=== Entries ===

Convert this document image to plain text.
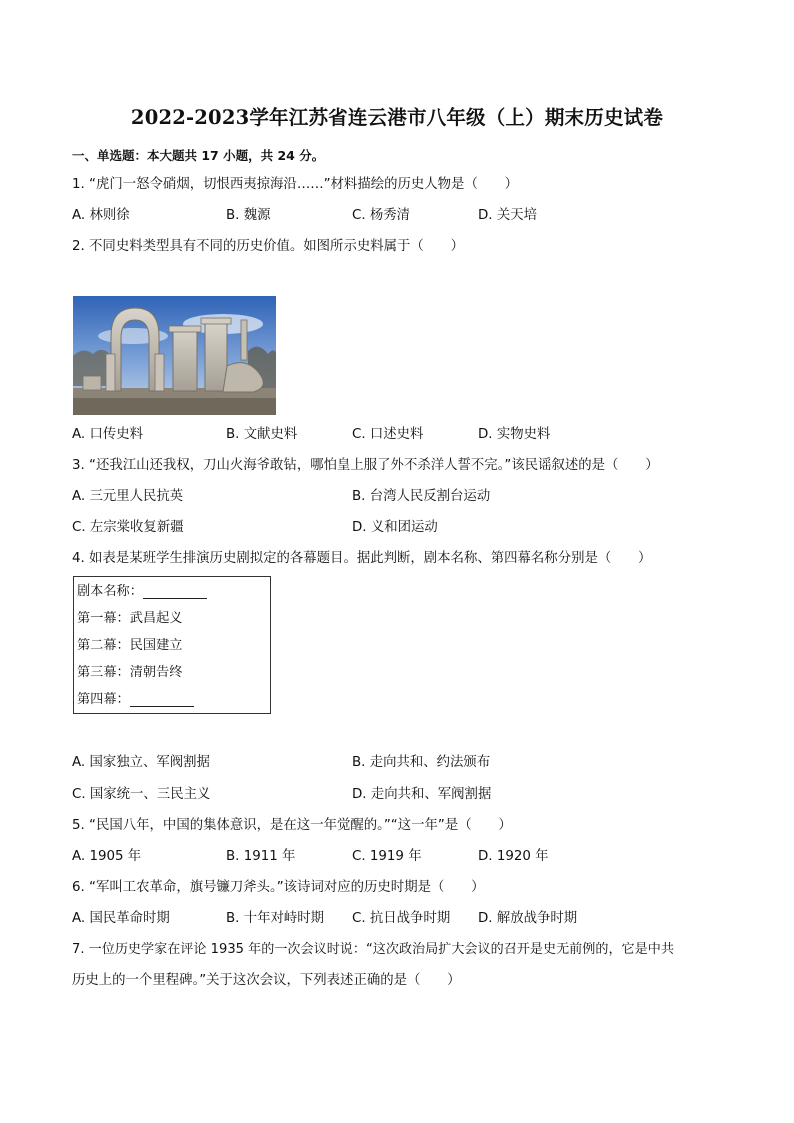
2022-2023学年江苏省连云港市八年级（上）期末历史试卷
一、单选题：本大题共 17 小题，共 24 分。
1. “虎门一怒令硝烟，切恨西夷掠海沿……”材料描绘的历史人物是（　　）
A. 林则徐	B. 魏源	C. 杨秀清	D. 关天培
2. 不同史料类型具有不同的历史价值。如图所示史料属于（　　）
A. 口传史料	B. 文献史料	C. 口述史料	D. 实物史料
3. “还我江山还我权，刀山火海爷敢钻，哪怕皇上服了外不杀洋人誓不完。”该民谣叙述的是（　　）
A. 三元里人民抗英	B. 台湾人民反割台运动
C. 左宗棠收复新疆	D. 义和团运动
4. 如表是某班学生排演历史剧拟定的各幕题目。据此判断，剧本名称、第四幕名称分别是（　　）
剧本名称：
第一幕：武昌起义
第二幕：民国建立
第三幕：清朝告终
第四幕：
A. 国家独立、军阀割据	B. 走向共和、约法颁布
C. 国家统一、三民主义	D. 走向共和、军阀割据
5. “民国八年，中国的集体意识，是在这一年觉醒的。”“这一年”是（　　）
A. 1905 年	B. 1911 年	C. 1919 年	D. 1920 年
6. “军叫工农革命，旗号镰刀斧头。”该诗词对应的历史时期是（　　）
A. 国民革命时期	B. 十年对峙时期 C. 抗日战争时期 D. 解放战争时期
7. 一位历史学家在评论 1935 年的一次会议时说：“这次政治局扩大会议的召开是史无前例的，它是中共
历史上的一个里程碑。”关于这次会议，下列表述正确的是（　　）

===

## Do this
Return every line above that contains the word "剧本名称".

## Response to this task
4. 如表是某班学生排演历史剧拟定的各幕题目。据此判断，剧本名称、第四幕名称分别是（　　）
剧本名称：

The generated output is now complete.